● DOCUMENT PASSAGE:
Mine's nothing fancy, just the basic stuff. I got the lights off Amazon, and the bench from Northern. The rest has accumulated over the first 3 builds and started with a Flexcoat starter kit. Overall, maybe $400 bux invested or thereabouts. It's already provided me with many hours of fun and it beats the heck out of watching TV. Like many others here, I can spot the big brown truck at least 2 miles away these days.  There's two big windows, one on each side of the bench that are great on sunny days for putting on the finish. As much as I like to be on the boat on those type days, 45 degrees and a howling north wind makes me glad to be inside listening to Pandora and working on the latest build.


----------



## Bubba_Bruiser

Nice set up Mont.


----------



## jaycook

I would rather build a 12ft surf rod on a cardboard box sitting on the floor than watch TV now-a-days.


----------



## txslamonice

I'm feeling a custom built rod building table in my future.. Custom mad thread storage, etc.


----------



## 2400tman

Mont that is nice! How much was table from harbon frt?


----------



## Mont

They are on sale right now for $159
http://www.harborfreight.com/60-inch-workbench-93454.html


----------



## 2400tman

Found it! Thanks. Look good! Goin to get one this evening. Just got to find somewhere to put it. Lol


----------



## hobbs44

Spank 'Em Rods set up.. oh and we have underglows for night time building


----------



## Bubba_Bruiser

I started to straighten up, but momma said just be who you are. Unorganized and messy, that's me. I am just getting from offshore so it is pretty clean for now.

● EXERCISE MATERIAL:
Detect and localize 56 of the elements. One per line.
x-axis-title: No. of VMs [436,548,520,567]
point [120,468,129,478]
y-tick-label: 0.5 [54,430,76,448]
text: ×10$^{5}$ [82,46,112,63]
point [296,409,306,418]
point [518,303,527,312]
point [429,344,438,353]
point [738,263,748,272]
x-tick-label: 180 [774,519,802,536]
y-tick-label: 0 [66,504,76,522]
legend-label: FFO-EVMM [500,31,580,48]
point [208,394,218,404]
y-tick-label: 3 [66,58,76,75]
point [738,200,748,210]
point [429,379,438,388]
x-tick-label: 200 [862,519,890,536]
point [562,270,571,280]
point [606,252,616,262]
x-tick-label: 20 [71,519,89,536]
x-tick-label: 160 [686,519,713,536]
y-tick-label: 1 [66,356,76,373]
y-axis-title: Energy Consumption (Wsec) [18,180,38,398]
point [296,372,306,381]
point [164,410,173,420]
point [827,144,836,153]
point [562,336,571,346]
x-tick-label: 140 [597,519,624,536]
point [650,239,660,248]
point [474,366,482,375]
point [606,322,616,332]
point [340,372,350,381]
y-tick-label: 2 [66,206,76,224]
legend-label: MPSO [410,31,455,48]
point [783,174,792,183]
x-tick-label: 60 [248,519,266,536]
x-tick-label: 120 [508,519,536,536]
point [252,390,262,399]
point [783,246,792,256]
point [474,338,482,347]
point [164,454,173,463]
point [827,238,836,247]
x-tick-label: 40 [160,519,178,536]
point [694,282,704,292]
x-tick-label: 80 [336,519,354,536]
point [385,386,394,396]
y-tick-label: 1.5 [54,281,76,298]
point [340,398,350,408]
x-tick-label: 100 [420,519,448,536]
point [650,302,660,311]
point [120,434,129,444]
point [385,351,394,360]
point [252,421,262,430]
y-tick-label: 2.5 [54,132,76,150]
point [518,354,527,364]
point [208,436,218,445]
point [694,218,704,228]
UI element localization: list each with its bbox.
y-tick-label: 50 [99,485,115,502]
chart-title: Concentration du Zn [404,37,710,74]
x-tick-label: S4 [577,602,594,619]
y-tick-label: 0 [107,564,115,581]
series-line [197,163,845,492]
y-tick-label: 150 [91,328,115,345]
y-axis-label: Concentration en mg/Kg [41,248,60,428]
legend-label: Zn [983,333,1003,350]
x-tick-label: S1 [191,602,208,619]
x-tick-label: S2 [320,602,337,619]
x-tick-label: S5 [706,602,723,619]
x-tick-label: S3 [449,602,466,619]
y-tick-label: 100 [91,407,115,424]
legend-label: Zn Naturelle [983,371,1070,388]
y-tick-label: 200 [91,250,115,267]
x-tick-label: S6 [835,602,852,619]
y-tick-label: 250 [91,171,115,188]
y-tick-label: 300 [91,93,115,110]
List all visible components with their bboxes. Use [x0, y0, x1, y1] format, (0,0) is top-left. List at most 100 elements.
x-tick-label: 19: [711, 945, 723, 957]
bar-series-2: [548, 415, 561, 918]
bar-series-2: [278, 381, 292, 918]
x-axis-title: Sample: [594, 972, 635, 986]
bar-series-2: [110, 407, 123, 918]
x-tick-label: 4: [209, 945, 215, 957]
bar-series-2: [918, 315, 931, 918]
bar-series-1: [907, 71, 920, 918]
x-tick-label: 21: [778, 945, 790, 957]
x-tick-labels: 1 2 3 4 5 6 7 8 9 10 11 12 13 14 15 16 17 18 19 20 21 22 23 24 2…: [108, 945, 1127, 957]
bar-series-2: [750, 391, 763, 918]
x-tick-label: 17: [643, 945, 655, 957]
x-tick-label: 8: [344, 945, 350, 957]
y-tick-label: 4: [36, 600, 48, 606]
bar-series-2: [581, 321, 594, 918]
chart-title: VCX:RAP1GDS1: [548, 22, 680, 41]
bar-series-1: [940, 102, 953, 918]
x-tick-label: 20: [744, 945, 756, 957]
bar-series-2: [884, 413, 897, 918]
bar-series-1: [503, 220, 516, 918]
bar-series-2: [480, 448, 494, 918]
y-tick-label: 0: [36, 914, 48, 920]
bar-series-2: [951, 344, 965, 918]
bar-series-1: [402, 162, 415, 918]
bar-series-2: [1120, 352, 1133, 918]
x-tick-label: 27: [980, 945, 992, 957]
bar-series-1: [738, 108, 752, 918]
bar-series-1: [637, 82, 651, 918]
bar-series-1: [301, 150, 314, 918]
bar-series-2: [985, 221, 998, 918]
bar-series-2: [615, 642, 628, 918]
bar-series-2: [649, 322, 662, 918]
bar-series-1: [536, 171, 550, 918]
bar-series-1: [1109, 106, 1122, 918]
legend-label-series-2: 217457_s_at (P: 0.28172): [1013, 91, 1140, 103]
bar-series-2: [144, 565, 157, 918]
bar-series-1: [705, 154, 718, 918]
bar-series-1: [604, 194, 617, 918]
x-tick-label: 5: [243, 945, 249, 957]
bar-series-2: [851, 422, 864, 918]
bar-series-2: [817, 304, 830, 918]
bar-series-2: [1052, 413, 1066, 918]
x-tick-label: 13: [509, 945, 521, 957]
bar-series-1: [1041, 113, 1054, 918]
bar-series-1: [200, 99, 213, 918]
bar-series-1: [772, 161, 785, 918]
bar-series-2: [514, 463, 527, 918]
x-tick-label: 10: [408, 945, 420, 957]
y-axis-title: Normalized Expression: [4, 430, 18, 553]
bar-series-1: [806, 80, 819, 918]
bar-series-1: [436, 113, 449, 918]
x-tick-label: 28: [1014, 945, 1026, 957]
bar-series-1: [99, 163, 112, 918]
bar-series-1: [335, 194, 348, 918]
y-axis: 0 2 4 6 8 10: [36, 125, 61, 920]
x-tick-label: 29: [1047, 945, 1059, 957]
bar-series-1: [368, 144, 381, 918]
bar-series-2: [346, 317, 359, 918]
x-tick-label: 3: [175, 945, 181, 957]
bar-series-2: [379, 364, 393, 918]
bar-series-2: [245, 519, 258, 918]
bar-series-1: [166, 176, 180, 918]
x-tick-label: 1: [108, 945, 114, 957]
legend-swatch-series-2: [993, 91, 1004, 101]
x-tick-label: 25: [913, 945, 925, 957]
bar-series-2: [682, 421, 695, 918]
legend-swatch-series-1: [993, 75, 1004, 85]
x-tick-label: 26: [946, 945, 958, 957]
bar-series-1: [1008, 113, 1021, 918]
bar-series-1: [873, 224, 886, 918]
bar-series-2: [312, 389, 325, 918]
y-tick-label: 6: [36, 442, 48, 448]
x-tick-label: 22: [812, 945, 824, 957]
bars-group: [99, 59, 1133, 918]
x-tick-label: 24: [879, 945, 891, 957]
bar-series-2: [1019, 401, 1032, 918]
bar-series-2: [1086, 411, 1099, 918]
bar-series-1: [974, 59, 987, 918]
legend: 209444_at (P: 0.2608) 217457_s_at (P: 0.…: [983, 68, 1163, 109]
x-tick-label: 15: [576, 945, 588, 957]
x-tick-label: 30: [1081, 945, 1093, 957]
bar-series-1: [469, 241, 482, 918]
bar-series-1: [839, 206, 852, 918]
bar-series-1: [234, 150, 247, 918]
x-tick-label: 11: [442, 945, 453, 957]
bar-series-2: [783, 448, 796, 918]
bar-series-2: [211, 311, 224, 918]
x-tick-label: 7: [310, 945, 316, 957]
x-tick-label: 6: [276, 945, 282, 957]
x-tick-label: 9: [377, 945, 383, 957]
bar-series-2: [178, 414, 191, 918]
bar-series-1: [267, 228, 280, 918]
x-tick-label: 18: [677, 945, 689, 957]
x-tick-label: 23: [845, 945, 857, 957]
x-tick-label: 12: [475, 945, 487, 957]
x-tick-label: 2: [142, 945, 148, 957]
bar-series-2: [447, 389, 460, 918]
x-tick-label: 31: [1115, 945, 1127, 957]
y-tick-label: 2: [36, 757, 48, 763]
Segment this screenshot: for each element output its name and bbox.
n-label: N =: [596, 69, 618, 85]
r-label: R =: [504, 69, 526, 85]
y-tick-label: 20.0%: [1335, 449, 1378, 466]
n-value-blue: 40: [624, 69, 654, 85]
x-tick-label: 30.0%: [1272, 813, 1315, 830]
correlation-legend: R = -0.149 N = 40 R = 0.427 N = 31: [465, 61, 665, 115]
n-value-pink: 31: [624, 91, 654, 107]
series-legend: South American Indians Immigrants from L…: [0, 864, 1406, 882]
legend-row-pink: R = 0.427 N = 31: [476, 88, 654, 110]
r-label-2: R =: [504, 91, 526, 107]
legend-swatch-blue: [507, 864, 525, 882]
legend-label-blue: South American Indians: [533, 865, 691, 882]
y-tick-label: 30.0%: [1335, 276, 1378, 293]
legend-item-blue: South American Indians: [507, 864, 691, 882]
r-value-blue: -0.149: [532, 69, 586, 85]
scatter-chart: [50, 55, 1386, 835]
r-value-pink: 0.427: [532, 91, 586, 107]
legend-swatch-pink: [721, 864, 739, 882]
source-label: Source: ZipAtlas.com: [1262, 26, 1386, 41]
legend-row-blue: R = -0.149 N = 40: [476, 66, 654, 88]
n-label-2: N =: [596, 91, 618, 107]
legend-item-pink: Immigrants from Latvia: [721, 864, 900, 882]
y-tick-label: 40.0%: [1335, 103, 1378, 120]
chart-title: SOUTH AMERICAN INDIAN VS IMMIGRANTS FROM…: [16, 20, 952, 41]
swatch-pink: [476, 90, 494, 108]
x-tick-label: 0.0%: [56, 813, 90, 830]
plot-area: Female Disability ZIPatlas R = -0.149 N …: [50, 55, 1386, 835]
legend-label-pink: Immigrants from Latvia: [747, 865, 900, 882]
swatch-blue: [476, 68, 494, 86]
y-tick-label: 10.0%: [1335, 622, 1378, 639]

● DIRECTION 1:
Answer these questions about the forum thread:
(a) Where did Mont get the lights?
(b) What sale price does Mont give for the workbench?
(c) What does hobbs44 say they have for night time building?
● DIRECTION 2: Lay out the entries as a numbered list, from their first line up to and including the line with "legend-label: Zn Naturelle [983,371,1070,388]". Leave out blank lines.
The forum thread and the entries are unrelated to each other.

● COMPLETE RESPONSE 1:
(a) Amazon
(b) $159
(c) Underglows

● COMPLETE RESPONSE 2:
1. Detect and localize 56 of the elements. One per line.
2. x-axis-title: No. of VMs [436,548,520,567]
3. point [120,468,129,478]
4. y-tick-label: 0.5 [54,430,76,448]
5. text: ×10$^{5}$ [82,46,112,63]
6. point [296,409,306,418]
7. point [518,303,527,312]
8. point [429,344,438,353]
9. point [738,263,748,272]
10. x-tick-label: 180 [774,519,802,536]
11. y-tick-label: 0 [66,504,76,522]
12. legend-label: FFO-EVMM [500,31,580,48]
13. point [208,394,218,404]
14. y-tick-label: 3 [66,58,76,75]
15. point [738,200,748,210]
16. point [429,379,438,388]
17. x-tick-label: 200 [862,519,890,536]
18. point [562,270,571,280]
19. point [606,252,616,262]
20. x-tick-label: 20 [71,519,89,536]
21. x-tick-label: 160 [686,519,713,536]
22. y-tick-label: 1 [66,356,76,373]
23. y-axis-title: Energy Consumption (Wsec) [18,180,38,398]
24. point [296,372,306,381]
25. point [164,410,173,420]
26. point [827,144,836,153]
27. point [562,336,571,346]
28. x-tick-label: 140 [597,519,624,536]
29. point [650,239,660,248]
30. point [474,366,482,375]
31. point [606,322,616,332]
32. point [340,372,350,381]
33. y-tick-label: 2 [66,206,76,224]
34. legend-label: MPSO [410,31,455,48]
35. point [783,174,792,183]
36. x-tick-label: 60 [248,519,266,536]
37. x-tick-label: 120 [508,519,536,536]
38. point [252,390,262,399]
39. point [783,246,792,256]
40. point [474,338,482,347]
41. point [164,454,173,463]
42. point [827,238,836,247]
43. x-tick-label: 40 [160,519,178,536]
44. point [694,282,704,292]
45. x-tick-label: 80 [336,519,354,536]
46. point [385,386,394,396]
47. y-tick-label: 1.5 [54,281,76,298]
48. point [340,398,350,408]
49. x-tick-label: 100 [420,519,448,536]
50. point [650,302,660,311]
51. point [120,434,129,444]
52. point [385,351,394,360]
53. point [252,421,262,430]
54. y-tick-label: 2.5 [54,132,76,150]
55. point [518,354,527,364]
56. point [208,436,218,445]
57. point [694,218,704,228]
58. UI element localization: list each with its bbox.
59. y-tick-label: 50 [99,485,115,502]
60. chart-title: Concentration du Zn [404,37,710,74]
61. x-tick-label: S4 [577,602,594,619]
62. y-tick-label: 0 [107,564,115,581]
63. series-line [197,163,845,492]
64. y-tick-label: 150 [91,328,115,345]
65. y-axis-label: Concentration en mg/Kg [41,248,60,428]
66. legend-label: Zn [983,333,1003,350]
67. x-tick-label: S1 [191,602,208,619]
68. x-tick-label: S2 [320,602,337,619]
69. x-tick-label: S5 [706,602,723,619]
70. x-tick-label: S3 [449,602,466,619]
71. y-tick-label: 100 [91,407,115,424]
72. legend-label: Zn Naturelle [983,371,1070,388]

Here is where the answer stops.